--- START SUPPLIED MATERIAL ---

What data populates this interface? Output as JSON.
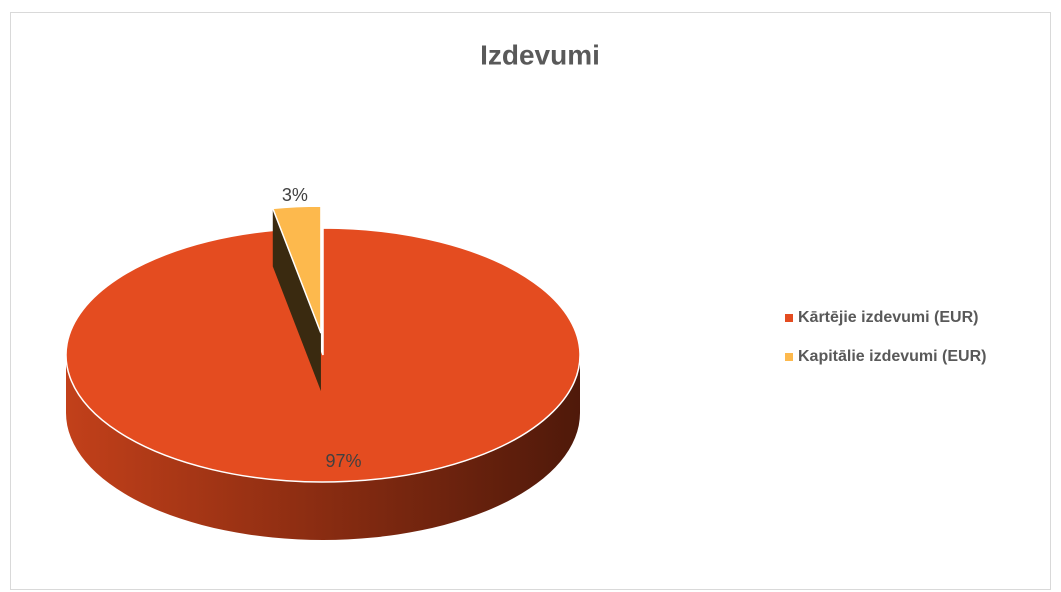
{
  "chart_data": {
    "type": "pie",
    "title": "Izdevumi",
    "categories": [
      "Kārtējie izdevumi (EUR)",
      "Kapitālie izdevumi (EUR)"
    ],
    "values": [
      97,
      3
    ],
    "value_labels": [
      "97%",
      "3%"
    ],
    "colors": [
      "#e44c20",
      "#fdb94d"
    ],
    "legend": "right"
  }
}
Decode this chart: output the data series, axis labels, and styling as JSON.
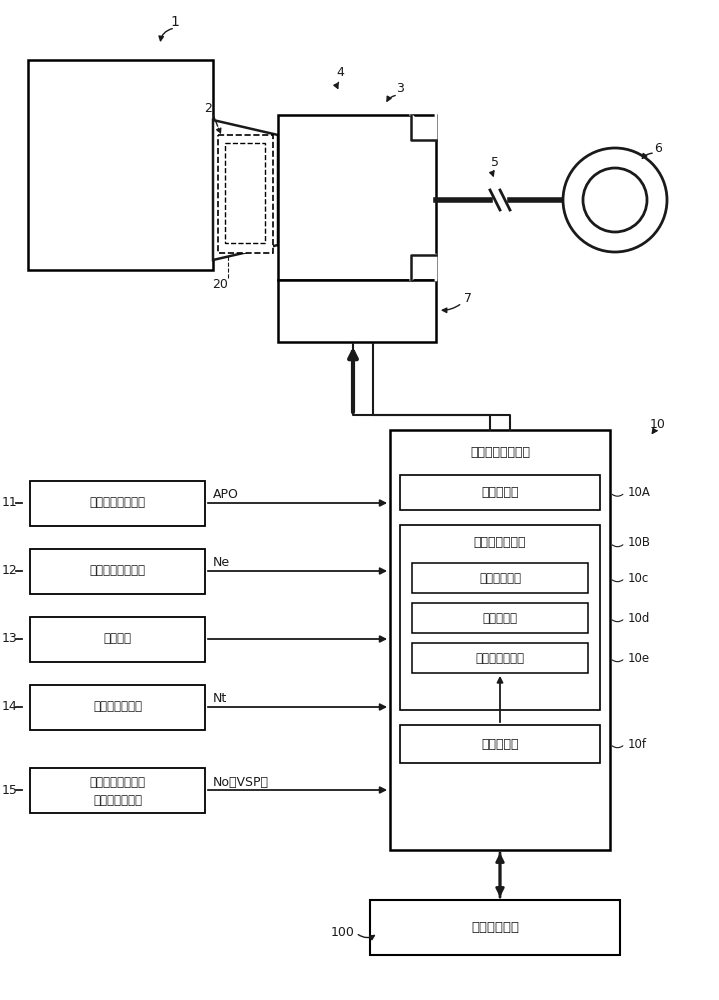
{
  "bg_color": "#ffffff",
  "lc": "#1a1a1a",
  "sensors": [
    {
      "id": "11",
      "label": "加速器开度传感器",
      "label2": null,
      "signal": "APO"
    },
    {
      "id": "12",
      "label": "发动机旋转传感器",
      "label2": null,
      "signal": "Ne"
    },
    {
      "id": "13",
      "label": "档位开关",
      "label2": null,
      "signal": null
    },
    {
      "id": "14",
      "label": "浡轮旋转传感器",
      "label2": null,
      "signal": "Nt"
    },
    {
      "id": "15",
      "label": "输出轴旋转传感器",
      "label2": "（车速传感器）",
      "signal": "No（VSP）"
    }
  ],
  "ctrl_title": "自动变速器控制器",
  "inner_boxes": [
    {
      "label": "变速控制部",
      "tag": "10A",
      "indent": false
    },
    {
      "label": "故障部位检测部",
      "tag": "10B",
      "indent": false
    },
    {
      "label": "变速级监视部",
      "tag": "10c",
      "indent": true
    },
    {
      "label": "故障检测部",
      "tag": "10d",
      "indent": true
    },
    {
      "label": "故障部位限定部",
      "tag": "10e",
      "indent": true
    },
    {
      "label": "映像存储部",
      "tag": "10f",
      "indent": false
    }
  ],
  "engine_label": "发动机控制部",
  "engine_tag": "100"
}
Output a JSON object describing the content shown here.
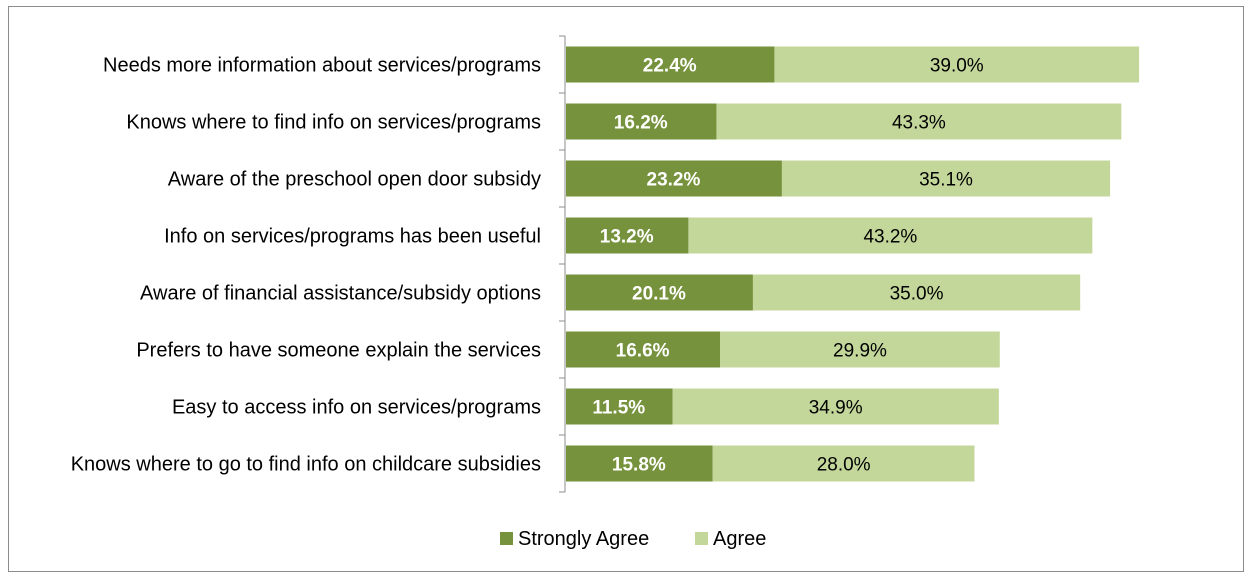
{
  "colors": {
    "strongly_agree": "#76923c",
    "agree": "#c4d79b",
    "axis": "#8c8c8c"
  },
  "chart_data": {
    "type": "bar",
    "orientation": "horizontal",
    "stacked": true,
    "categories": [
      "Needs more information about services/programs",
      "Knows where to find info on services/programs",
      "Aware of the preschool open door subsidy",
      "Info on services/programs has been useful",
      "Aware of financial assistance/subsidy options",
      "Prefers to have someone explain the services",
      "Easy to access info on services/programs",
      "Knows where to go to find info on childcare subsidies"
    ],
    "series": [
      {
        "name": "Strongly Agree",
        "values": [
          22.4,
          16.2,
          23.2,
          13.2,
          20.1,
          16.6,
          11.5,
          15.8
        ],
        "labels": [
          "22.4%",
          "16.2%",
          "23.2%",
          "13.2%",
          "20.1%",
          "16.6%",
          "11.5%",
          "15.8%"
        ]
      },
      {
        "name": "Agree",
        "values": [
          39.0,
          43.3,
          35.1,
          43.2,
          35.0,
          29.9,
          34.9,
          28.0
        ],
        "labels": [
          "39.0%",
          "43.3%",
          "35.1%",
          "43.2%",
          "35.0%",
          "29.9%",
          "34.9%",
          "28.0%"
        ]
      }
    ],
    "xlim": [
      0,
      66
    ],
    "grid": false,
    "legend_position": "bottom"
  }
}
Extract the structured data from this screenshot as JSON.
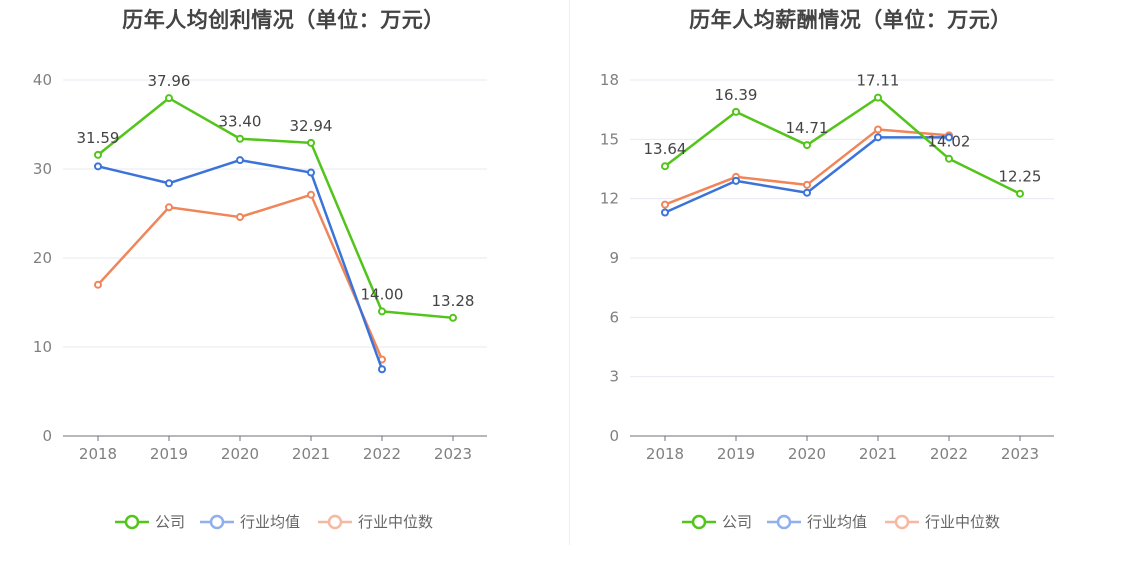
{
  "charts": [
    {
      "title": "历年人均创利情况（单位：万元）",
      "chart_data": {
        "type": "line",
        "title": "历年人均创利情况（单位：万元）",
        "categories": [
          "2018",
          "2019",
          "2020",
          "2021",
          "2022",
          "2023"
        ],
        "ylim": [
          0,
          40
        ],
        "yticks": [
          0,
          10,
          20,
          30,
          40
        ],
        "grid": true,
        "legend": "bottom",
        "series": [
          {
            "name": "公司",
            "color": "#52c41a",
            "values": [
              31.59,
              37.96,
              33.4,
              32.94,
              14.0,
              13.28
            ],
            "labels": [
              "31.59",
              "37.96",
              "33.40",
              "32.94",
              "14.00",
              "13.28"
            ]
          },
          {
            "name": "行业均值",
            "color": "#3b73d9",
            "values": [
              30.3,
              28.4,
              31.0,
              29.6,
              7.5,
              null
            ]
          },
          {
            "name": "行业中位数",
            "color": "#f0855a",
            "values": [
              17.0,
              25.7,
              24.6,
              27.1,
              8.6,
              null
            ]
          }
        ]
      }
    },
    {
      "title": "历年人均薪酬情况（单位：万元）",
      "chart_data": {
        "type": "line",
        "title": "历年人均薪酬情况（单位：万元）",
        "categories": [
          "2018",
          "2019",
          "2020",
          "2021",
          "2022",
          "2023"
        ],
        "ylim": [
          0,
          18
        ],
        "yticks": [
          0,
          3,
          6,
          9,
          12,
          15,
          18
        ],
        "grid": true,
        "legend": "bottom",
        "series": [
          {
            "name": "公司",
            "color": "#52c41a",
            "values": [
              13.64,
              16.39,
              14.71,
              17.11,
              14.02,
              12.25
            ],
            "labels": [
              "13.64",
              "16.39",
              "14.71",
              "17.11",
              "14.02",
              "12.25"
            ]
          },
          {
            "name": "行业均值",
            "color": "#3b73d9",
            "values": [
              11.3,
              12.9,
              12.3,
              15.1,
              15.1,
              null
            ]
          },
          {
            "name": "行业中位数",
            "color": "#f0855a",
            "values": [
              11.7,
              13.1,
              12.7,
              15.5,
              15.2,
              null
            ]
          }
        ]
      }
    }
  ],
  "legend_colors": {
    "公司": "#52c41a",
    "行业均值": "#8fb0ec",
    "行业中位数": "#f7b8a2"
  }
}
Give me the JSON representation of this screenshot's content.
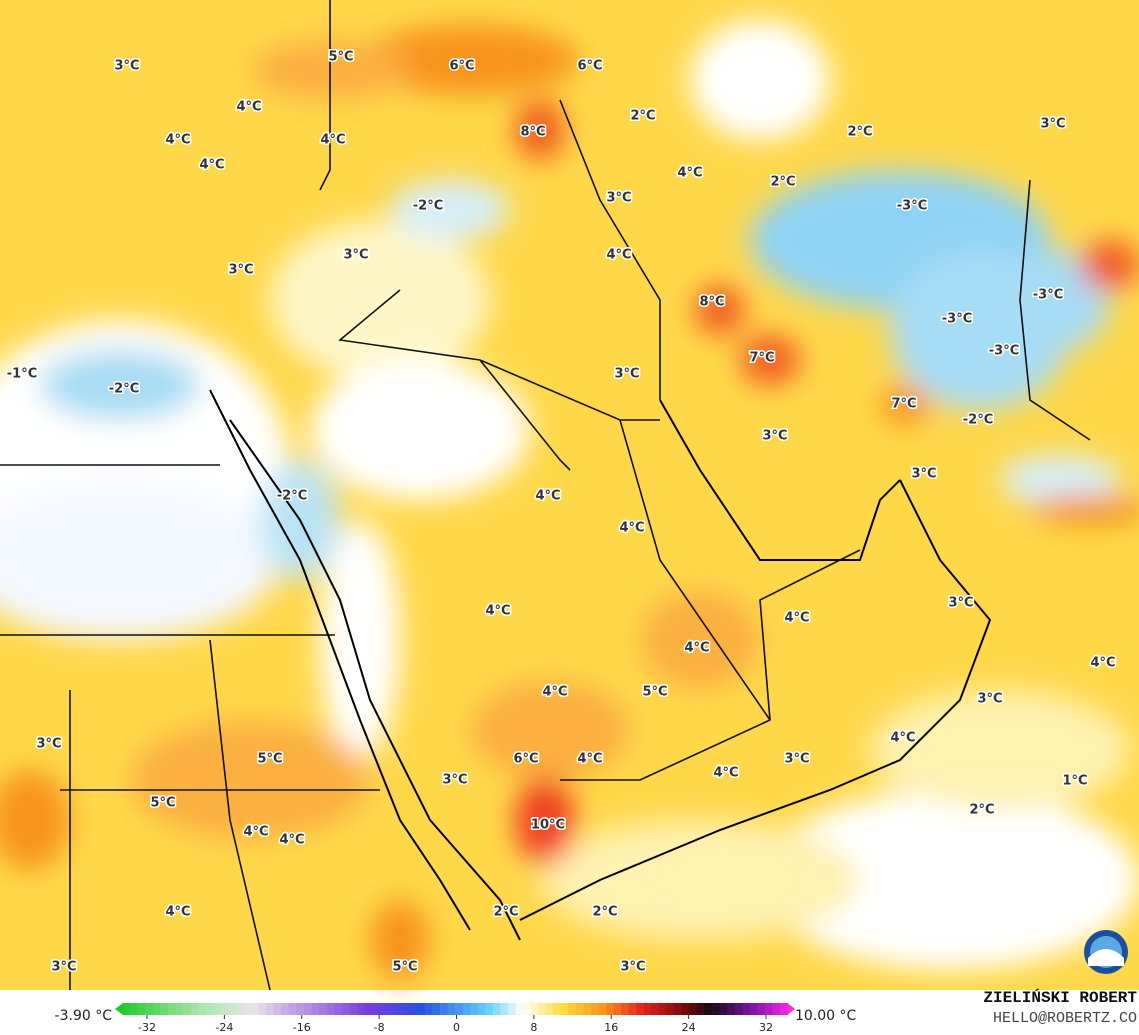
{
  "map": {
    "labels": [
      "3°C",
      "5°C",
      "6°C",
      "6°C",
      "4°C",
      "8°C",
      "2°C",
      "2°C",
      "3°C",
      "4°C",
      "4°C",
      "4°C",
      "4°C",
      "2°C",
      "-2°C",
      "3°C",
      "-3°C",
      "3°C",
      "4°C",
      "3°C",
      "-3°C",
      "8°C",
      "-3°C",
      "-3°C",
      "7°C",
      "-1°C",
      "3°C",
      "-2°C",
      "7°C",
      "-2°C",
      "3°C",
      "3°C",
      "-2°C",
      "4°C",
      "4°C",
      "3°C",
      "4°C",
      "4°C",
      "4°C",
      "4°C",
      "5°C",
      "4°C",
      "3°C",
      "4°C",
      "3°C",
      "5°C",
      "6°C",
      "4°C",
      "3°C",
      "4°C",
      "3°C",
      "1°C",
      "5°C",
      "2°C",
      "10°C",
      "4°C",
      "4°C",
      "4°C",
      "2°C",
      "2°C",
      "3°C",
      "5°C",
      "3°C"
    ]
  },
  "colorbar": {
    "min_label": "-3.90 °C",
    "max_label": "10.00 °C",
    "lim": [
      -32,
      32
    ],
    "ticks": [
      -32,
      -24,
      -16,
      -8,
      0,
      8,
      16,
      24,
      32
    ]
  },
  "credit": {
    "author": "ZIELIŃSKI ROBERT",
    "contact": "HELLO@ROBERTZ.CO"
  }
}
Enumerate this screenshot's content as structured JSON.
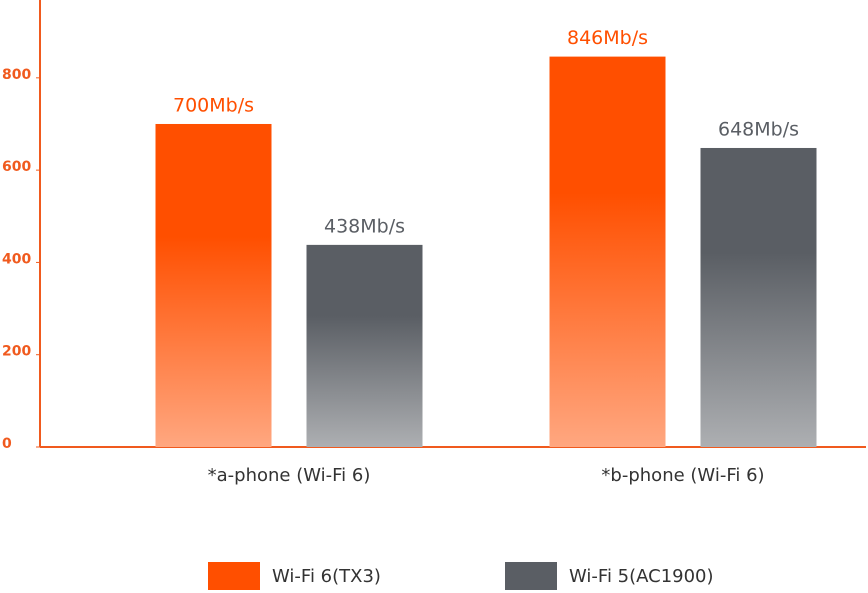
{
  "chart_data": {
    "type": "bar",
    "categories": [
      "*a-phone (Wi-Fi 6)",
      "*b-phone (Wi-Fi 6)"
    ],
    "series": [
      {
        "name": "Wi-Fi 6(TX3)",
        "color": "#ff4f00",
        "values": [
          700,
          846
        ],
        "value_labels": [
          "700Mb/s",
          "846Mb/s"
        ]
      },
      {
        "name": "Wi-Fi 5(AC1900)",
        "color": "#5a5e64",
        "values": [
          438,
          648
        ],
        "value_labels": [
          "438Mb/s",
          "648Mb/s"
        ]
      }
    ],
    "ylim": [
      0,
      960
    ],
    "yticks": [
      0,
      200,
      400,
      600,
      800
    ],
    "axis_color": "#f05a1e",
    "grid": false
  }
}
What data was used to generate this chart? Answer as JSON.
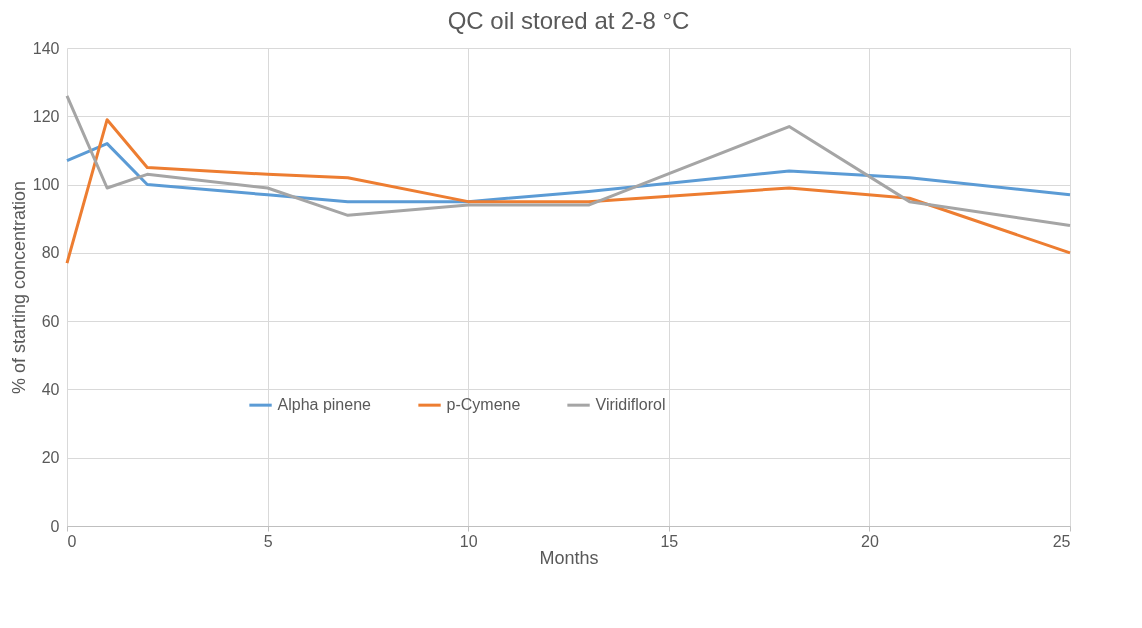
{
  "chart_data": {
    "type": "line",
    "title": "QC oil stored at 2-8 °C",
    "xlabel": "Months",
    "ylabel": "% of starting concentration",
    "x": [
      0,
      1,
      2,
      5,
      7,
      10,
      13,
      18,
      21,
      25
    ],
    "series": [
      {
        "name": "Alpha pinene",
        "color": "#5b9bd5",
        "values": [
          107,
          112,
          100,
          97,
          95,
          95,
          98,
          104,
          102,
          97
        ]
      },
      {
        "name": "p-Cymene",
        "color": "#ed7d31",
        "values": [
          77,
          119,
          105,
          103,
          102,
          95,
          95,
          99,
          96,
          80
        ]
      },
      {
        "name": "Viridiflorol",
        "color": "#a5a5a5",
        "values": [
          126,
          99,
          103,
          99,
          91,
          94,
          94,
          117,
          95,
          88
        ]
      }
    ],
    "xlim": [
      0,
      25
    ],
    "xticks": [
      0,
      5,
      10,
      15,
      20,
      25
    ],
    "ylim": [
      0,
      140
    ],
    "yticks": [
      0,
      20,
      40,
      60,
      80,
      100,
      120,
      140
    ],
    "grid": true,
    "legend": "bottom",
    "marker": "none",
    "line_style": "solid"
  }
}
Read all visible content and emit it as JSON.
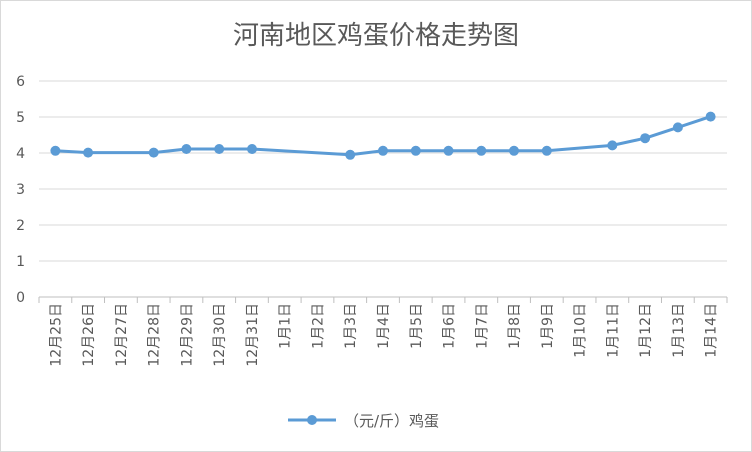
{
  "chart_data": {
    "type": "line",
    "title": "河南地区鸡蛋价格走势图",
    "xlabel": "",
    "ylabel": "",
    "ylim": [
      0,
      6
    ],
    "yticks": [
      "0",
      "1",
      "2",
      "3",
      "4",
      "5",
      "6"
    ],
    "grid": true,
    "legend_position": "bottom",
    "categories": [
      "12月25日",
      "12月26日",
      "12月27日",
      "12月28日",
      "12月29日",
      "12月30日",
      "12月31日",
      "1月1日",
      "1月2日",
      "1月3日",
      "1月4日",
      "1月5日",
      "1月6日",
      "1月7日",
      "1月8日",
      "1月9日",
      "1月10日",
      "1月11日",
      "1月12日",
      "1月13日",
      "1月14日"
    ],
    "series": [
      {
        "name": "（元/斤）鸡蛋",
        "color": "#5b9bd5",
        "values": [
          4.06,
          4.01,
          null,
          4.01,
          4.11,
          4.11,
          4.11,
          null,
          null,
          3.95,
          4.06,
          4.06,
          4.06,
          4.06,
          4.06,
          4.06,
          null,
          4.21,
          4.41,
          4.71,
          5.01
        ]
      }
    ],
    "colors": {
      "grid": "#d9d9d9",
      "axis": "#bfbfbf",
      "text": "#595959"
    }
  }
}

--- END SUPPLIED MATERIAL ---

### WHAT TO PRODUCE
Count each line above in which the string "ylabel" appears, then state only the total.

### WRITTEN ANSWER
2